> _TASK REQUIREMENTS_:
Could you give the data below again exactly, apart from the pictures?

[[ EXTRACTED MATERIAL, beginning ]]

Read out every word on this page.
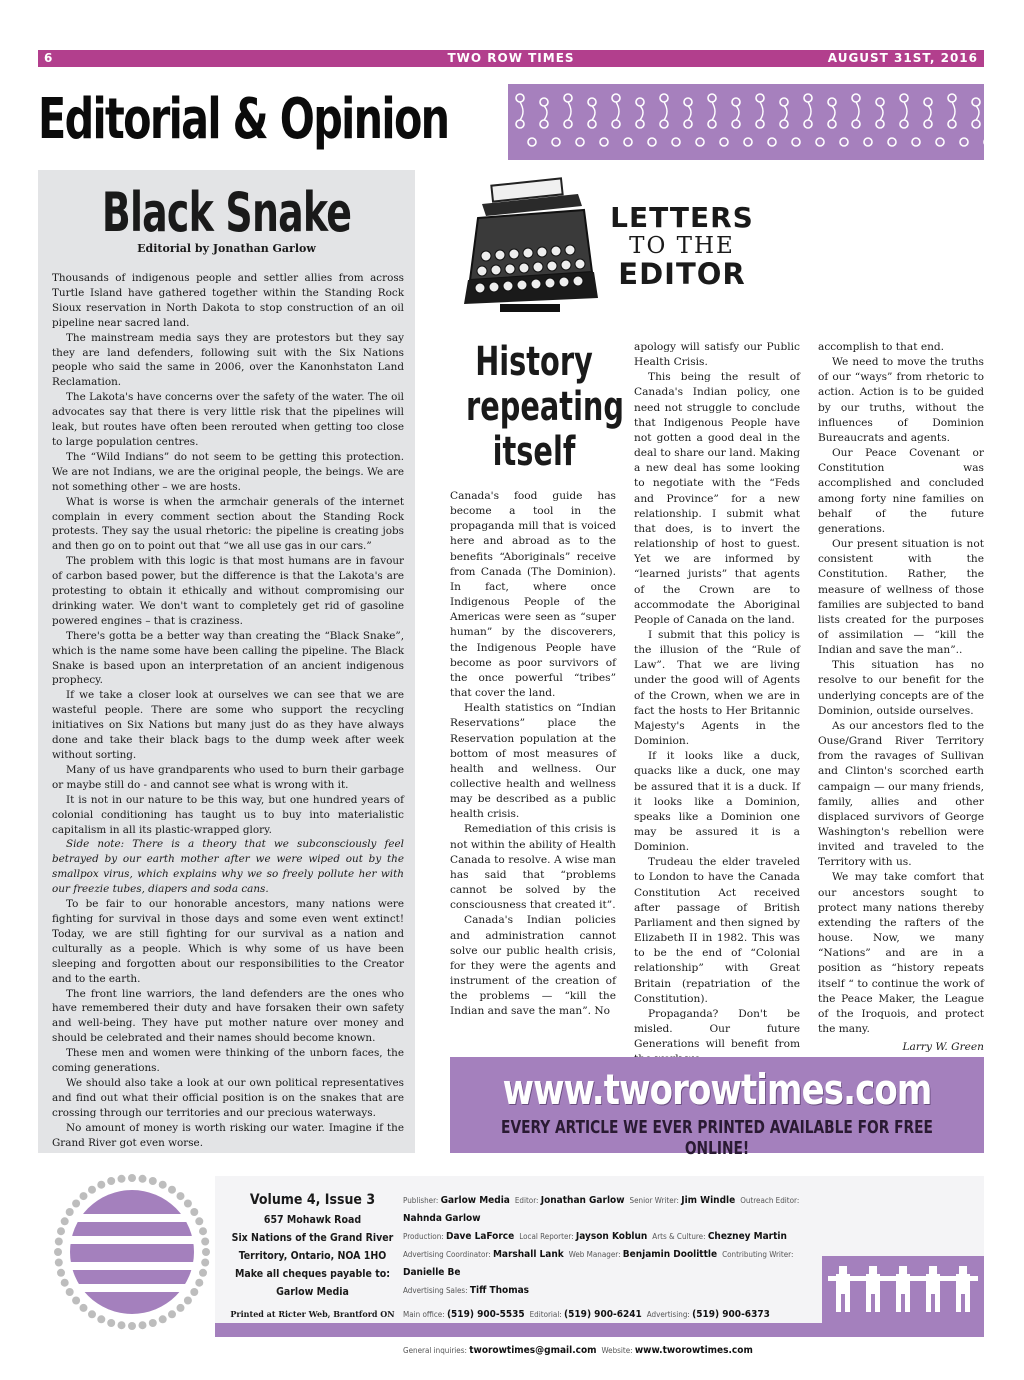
6	TWO ROW TIMES	AUGUST 31ST, 2016
Editorial & Opinion
Black Snake
Editorial by Jonathan Garlow

Thousands of indigenous people and settler allies from across Turtle Island have gathered together within the Standing Rock Sioux reservation in North Dakota to stop construction of an oil pipeline near sacred land.

The mainstream media says they are protestors but they say they are land defenders, following suit with the Six Nations people who said the same in 2006, over the Kanonhstaton Land Reclamation.

The Lakota's have concerns over the safety of the water. The oil advocates say that there is very little risk that the pipelines will leak, but routes have often been rerouted when getting too close to large population centres.

The “Wild Indians” do not seem to be getting this protection. We are not Indians, we are the original people, the beings. We are not something other – we are hosts.

What is worse is when the armchair generals of the internet complain in every comment section about the Standing Rock protests. They say the usual rhetoric: the pipeline is creating jobs and then go on to point out that “we all use gas in our cars.”

The problem with this logic is that most humans are in favour of carbon based power, but the difference is that the Lakota's are protesting to obtain it ethically and without compromising our drinking water. We don't want to completely get rid of gasoline powered engines – that is craziness.

There's gotta be a better way than creating the “Black Snake”, which is the name some have been calling the pipeline. The Black Snake is based upon an interpretation of an ancient indigenous prophecy.

If we take a closer look at ourselves we can see that we are wasteful people. There are some who support the recycling initiatives on Six Nations but many just do as they have always done and take their black bags to the dump week after week without sorting.

Many of us have grandparents who used to burn their garbage or maybe still do - and cannot see what is wrong with it.

It is not in our nature to be this way, but one hundred years of colonial conditioning has taught us to buy into materialistic capitalism in all its plastic-wrapped glory.

Side note: There is a theory that we subconsciously feel betrayed by our earth mother after we were wiped out by the smallpox virus, which explains why we so freely pollute her with our freezie tubes, diapers and soda cans.

To be fair to our honorable ancestors, many nations were fighting for survival in those days and some even went extinct! Today, we are still fighting for our survival as a nation and culturally as a people. Which is why some of us have been sleeping and forgotten about our responsibilities to the Creator and to the earth.

The front line warriors, the land defenders are the ones who have remembered their duty and have forsaken their own safety and well-being. They have put mother nature over money and should be celebrated and their names should become known.

These men and women were thinking of the unborn faces, the coming generations.

We should also take a look at our own political representatives and find out what their official position is on the snakes that are crossing through our territories and our precious waterways.

No amount of money is worth risking our water. Imagine if the Grand River got even worse.

LETTERS
TO THE
EDITOR
History repeating itself

Canada's food guide has become a tool in the propaganda mill that is voiced here and abroad as to the benefits “Aboriginals” receive from Canada (The Dominion). In fact, where once Indigenous People of the Americas were seen as “super human” by the discoverers, the Indigenous People have become as poor survivors of the once powerful “tribes” that cover the land.

Health statistics on “Indian Reservations” place the Reservation population at the bottom of most measures of health and wellness. Our collective health and wellness may be described as a public health crisis.

Remediation of this crisis is not within the ability of Health Canada to resolve. A wise man has said that “problems cannot be solved by the consciousness that created it”.

Canada's Indian policies and administration cannot solve our public health crisis, for they were the agents and instrument of the creation of the problems — “kill the Indian and save the man”. No

apology will satisfy our Public Health Crisis.

This being the result of Canada's Indian policy, one need not struggle to conclude that Indigenous People have not gotten a good deal in the deal to share our land. Making a new deal has some looking to negotiate with the “Feds and Province” for a new relationship. I submit what that does, is to invert the relationship of host to guest. Yet we are informed by “learned jurists” that agents of the Crown are to accommodate the Aboriginal People of Canada on the land.

I submit that this policy is the illusion of the “Rule of Law”. That we are living under the good will of Agents of the Crown, when we are in fact the hosts to Her Britannic Majesty's Agents in the Dominion.

If it looks like a duck, quacks like a duck, one may be assured that it is a duck. If it looks like a Dominion, speaks like a Dominion one may be assured it is a Dominion.

Trudeau the elder traveled to London to have the Canada Constitution Act received after passage of British Parliament and then signed by Elizabeth II in 1982. This was to be the end of “Colonial relationship” with Great Britain (repatriation of the Constitution).

Propaganda? Don't be misled. Our future Generations will benefit from

accomplish to that end.

We need to move the truths of our “ways” from rhetoric to action. Action is to be guided by our truths, without the influences of Dominion Bureaucrats and agents.

Our Peace Covenant or Constitution was accomplished and concluded among forty nine families on behalf of the future generations.

Our present situation is not consistent with the Constitution. Rather, the measure of wellness of those families are subjected to band lists created for the purposes of assimilation — “kill the Indian and save the man”..

This situation has no resolve to our benefit for the underlying concepts are of the Dominion, outside ourselves.

As our ancestors fled to the Ouse/Grand River Territory from the ravages of Sullivan and Clinton's scorched earth campaign — our many friends, family, allies and other displaced survivors of George Washington's rebellion were invited and traveled to the Territory with us.

We may take comfort that our ancestors sought to protect many nations thereby extending the rafters of the house. Now, we many “Nations” and are in a position as “history repeats itself “ to continue the work of the Peace Maker, the League of the Iroquois, and protect the many.

Larry W. Green

www.tworowtimes.com
EVERY ARTICLE WE EVER PRINTED AVAILABLE FOR FREE ONLINE!
Volume 4, Issue 3
657 Mohawk Road
Six Nations of the Grand River
Territory, Ontario, NOA 1HO
Make all cheques payable to:
Garlow Media
Printed at Ricter Web, Brantford ON
Publisher: Garlow Media Editor: Jonathan Garlow Senior Writer: Jim Windle Outreach Editor: Nahnda Garlow
Production: Dave LaForce Local Reporter: Jayson Koblun Arts & Culture: Chezney Martin
Advertising Coordinator: Marshall Lank Web Manager: Benjamin Doolittle Contributing Writer: Danielle Be
Advertising Sales: Tiff Thomas
Main office: (519) 900-5535 Editorial: (519) 900-6241 Advertising: (519) 900-6373
General inquiries: tworowtimes@gmail.com Website: www.tworowtimes.com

[[ EXTRACTED MATERIAL, end ]]

> _TASK RESULT_:
Read out every word on this page.
6	TWO ROW TIMES	AUGUST 31ST, 2016
Editorial & Opinion
Black Snake
Editorial by Jonathan Garlow

Thousands of indigenous people and settler allies from across Turtle Island have gathered together within the Standing Rock Sioux reservation in North Dakota to stop construction of an oil pipeline near sacred land.

The mainstream media says they are protestors but they say they are land defenders, following suit with the Six Nations people who said the same in 2006, over the Kanonhstaton Land Reclamation.

The Lakota's have concerns over the safety of the water. The oil advocates say that there is very little risk that the pipelines will leak, but routes have often been rerouted when getting too close to large population centres.

The “Wild Indians” do not seem to be getting this protection. We are not Indians, we are the original people, the beings. We are not something other – we are hosts.

What is worse is when the armchair generals of the internet complain in every comment section about the Standing Rock protests. They say the usual rhetoric: the pipeline is creating jobs and then go on to point out that “we all use gas in our cars.”

The problem with this logic is that most humans are in favour of carbon based power, but the difference is that the Lakota's are protesting to obtain it ethically and without compromising our drinking water. We don't want to completely get rid of gasoline powered engines – that is craziness.

There's gotta be a better way than creating the “Black Snake”, which is the name some have been calling the pipeline. The Black Snake is based upon an interpretation of an ancient indigenous prophecy.

If we take a closer look at ourselves we can see that we are wasteful people. There are some who support the recycling initiatives on Six Nations but many just do as they have always done and take their black bags to the dump week after week without sorting.

Many of us have grandparents who used to burn their garbage or maybe still do - and cannot see what is wrong with it.

It is not in our nature to be this way, but one hundred years of colonial conditioning has taught us to buy into materialistic capitalism in all its plastic-wrapped glory.

Side note: There is a theory that we subconsciously feel betrayed by our earth mother after we were wiped out by the smallpox virus, which explains why we so freely pollute her with our freezie tubes, diapers and soda cans.

To be fair to our honorable ancestors, many nations were fighting for survival in those days and some even went extinct! Today, we are still fighting for our survival as a nation and culturally as a people. Which is why some of us have been sleeping and forgotten about our responsibilities to the Creator and to the earth.

The front line warriors, the land defenders are the ones who have remembered their duty and have forsaken their own safety and well-being. They have put mother nature over money and should be celebrated and their names should become known.

These men and women were thinking of the unborn faces, the coming generations.

We should also take a look at our own political representatives and find out what their official position is on the snakes that are crossing through our territories and our precious waterways.

No amount of money is worth risking our water. Imagine if the Grand River got even worse.

LETTERS
TO THE
EDITOR
History repeating itself

Canada's food guide has become a tool in the propaganda mill that is voiced here and abroad as to the benefits “Aboriginals” receive from Canada (The Dominion). In fact, where once Indigenous People of the Americas were seen as “super human” by the discoverers, the Indigenous People have become as poor survivors of the once powerful “tribes” that cover the land.

Health statistics on “Indian Reservations” place the Reservation population at the bottom of most measures of health and wellness. Our collective health and wellness may be described as a public health crisis.

Remediation of this crisis is not within the ability of Health Canada to resolve. A wise man has said that “problems cannot be solved by the consciousness that created it”.

Canada's Indian policies and administration cannot solve our public health crisis, for they were the agents and instrument of the creation of the problems — “kill the Indian and save the man”. No

apology will satisfy our Public Health Crisis.

This being the result of Canada's Indian policy, one need not struggle to conclude that Indigenous People have not gotten a good deal in the deal to share our land. Making a new deal has some looking to negotiate with the “Feds and Province” for a new relationship. I submit what that does, is to invert the relationship of host to guest. Yet we are informed by “learned jurists” that agents of the Crown are to accommodate the Aboriginal People of Canada on the land.

I submit that this policy is the illusion of the “Rule of Law”. That we are living under the good will of Agents of the Crown, when we are in fact the hosts to Her Britannic Majesty's Agents in the Dominion.

If it looks like a duck, quacks like a duck, one may be assured that it is a duck. If it looks like a Dominion, speaks like a Dominion one may be assured it is a Dominion.

Trudeau the elder traveled to London to have the Canada Constitution Act received after passage of British Parliament and then signed by Elizabeth II in 1982. This was to be the end of “Colonial relationship” with Great Britain (repatriation of the Constitution).

Propaganda? Don't be misled. Our future Generations will benefit from

accomplish to that end.

We need to move the truths of our “ways” from rhetoric to action. Action is to be guided by our truths, without the influences of Dominion Bureaucrats and agents.

Our Peace Covenant or Constitution was accomplished and concluded among forty nine families on behalf of the future generations.

Our present situation is not consistent with the Constitution. Rather, the measure of wellness of those families are subjected to band lists created for the purposes of assimilation — “kill the Indian and save the man”..

This situation has no resolve to our benefit for the underlying concepts are of the Dominion, outside ourselves.

As our ancestors fled to the Ouse/Grand River Territory from the ravages of Sullivan and Clinton's scorched earth campaign — our many friends, family, allies and other displaced survivors of George Washington's rebellion were invited and traveled to the Territory with us.

We may take comfort that our ancestors sought to protect many nations thereby extending the rafters of the house. Now, we many “Nations” and are in a position as “history repeats itself “ to continue the work of the Peace Maker, the League of the Iroquois, and protect the many.

Larry W. Green

www.tworowtimes.com
EVERY ARTICLE WE EVER PRINTED AVAILABLE FOR FREE ONLINE!
Volume 4, Issue 3
657 Mohawk Road
Six Nations of the Grand River
Territory, Ontario, NOA 1HO
Make all cheques payable to:
Garlow Media
Printed at Ricter Web, Brantford ON
Publisher: Garlow Media Editor: Jonathan Garlow Senior Writer: Jim Windle Outreach Editor: Nahnda Garlow
Production: Dave LaForce Local Reporter: Jayson Koblun Arts & Culture: Chezney Martin
Advertising Coordinator: Marshall Lank Web Manager: Benjamin Doolittle Contributing Writer: Danielle Be
Advertising Sales: Tiff Thomas
Main office: (519) 900-5535 Editorial: (519) 900-6241 Advertising: (519) 900-6373
General inquiries: tworowtimes@gmail.com Website: www.tworowtimes.com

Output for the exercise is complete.